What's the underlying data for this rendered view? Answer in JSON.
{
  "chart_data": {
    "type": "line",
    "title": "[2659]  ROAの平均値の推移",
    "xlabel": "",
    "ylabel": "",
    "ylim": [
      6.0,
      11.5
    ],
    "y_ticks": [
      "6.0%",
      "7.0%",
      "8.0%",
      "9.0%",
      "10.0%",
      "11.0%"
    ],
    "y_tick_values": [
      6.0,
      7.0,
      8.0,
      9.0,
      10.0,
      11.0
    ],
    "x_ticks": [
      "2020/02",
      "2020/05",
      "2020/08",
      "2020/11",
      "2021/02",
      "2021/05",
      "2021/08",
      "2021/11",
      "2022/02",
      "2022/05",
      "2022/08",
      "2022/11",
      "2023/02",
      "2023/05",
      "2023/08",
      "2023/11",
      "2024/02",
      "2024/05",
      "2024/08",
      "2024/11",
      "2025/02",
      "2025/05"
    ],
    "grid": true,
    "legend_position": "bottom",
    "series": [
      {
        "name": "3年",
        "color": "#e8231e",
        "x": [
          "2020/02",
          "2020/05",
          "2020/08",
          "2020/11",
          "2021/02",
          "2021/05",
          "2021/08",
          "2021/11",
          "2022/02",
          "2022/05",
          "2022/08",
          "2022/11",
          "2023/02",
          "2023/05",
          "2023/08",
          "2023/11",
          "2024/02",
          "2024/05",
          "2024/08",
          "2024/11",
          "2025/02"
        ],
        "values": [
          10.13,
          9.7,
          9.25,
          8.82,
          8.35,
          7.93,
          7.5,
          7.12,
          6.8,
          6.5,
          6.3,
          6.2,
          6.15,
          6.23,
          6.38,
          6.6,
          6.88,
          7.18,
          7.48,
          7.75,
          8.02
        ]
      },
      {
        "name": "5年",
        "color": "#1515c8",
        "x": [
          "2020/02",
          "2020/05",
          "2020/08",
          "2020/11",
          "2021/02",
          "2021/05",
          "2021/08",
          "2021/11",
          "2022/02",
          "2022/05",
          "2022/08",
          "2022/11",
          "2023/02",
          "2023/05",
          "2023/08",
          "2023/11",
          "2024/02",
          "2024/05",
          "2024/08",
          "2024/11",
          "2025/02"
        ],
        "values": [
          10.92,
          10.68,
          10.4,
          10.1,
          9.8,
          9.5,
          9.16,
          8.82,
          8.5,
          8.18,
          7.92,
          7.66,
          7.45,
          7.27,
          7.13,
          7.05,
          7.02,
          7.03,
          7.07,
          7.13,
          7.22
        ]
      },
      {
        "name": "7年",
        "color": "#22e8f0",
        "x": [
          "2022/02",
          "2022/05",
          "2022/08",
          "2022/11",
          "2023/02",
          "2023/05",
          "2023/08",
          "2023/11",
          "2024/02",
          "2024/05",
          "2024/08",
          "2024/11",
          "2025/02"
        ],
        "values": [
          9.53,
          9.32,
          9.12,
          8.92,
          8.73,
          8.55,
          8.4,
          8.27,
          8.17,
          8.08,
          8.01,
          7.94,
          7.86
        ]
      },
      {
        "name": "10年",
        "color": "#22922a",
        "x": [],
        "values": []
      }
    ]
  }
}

* [THE PROBLEM]
Reproduce the listing above word for word.

* [IN RESPONSE]
What's the underlying data for this rendered view? Answer in JSON.
{
  "chart_data": {
    "type": "line",
    "title": "[2659]  ROAの平均値の推移",
    "xlabel": "",
    "ylabel": "",
    "ylim": [
      6.0,
      11.5
    ],
    "y_ticks": [
      "6.0%",
      "7.0%",
      "8.0%",
      "9.0%",
      "10.0%",
      "11.0%"
    ],
    "y_tick_values": [
      6.0,
      7.0,
      8.0,
      9.0,
      10.0,
      11.0
    ],
    "x_ticks": [
      "2020/02",
      "2020/05",
      "2020/08",
      "2020/11",
      "2021/02",
      "2021/05",
      "2021/08",
      "2021/11",
      "2022/02",
      "2022/05",
      "2022/08",
      "2022/11",
      "2023/02",
      "2023/05",
      "2023/08",
      "2023/11",
      "2024/02",
      "2024/05",
      "2024/08",
      "2024/11",
      "2025/02",
      "2025/05"
    ],
    "grid": true,
    "legend_position": "bottom",
    "series": [
      {
        "name": "3年",
        "color": "#e8231e",
        "x": [
          "2020/02",
          "2020/05",
          "2020/08",
          "2020/11",
          "2021/02",
          "2021/05",
          "2021/08",
          "2021/11",
          "2022/02",
          "2022/05",
          "2022/08",
          "2022/11",
          "2023/02",
          "2023/05",
          "2023/08",
          "2023/11",
          "2024/02",
          "2024/05",
          "2024/08",
          "2024/11",
          "2025/02"
        ],
        "values": [
          10.13,
          9.7,
          9.25,
          8.82,
          8.35,
          7.93,
          7.5,
          7.12,
          6.8,
          6.5,
          6.3,
          6.2,
          6.15,
          6.23,
          6.38,
          6.6,
          6.88,
          7.18,
          7.48,
          7.75,
          8.02
        ]
      },
      {
        "name": "5年",
        "color": "#1515c8",
        "x": [
          "2020/02",
          "2020/05",
          "2020/08",
          "2020/11",
          "2021/02",
          "2021/05",
          "2021/08",
          "2021/11",
          "2022/02",
          "2022/05",
          "2022/08",
          "2022/11",
          "2023/02",
          "2023/05",
          "2023/08",
          "2023/11",
          "2024/02",
          "2024/05",
          "2024/08",
          "2024/11",
          "2025/02"
        ],
        "values": [
          10.92,
          10.68,
          10.4,
          10.1,
          9.8,
          9.5,
          9.16,
          8.82,
          8.5,
          8.18,
          7.92,
          7.66,
          7.45,
          7.27,
          7.13,
          7.05,
          7.02,
          7.03,
          7.07,
          7.13,
          7.22
        ]
      },
      {
        "name": "7年",
        "color": "#22e8f0",
        "x": [
          "2022/02",
          "2022/05",
          "2022/08",
          "2022/11",
          "2023/02",
          "2023/05",
          "2023/08",
          "2023/11",
          "2024/02",
          "2024/05",
          "2024/08",
          "2024/11",
          "2025/02"
        ],
        "values": [
          9.53,
          9.32,
          9.12,
          8.92,
          8.73,
          8.55,
          8.4,
          8.27,
          8.17,
          8.08,
          8.01,
          7.94,
          7.86
        ]
      },
      {
        "name": "10年",
        "color": "#22922a",
        "x": [],
        "values": []
      }
    ]
  }
}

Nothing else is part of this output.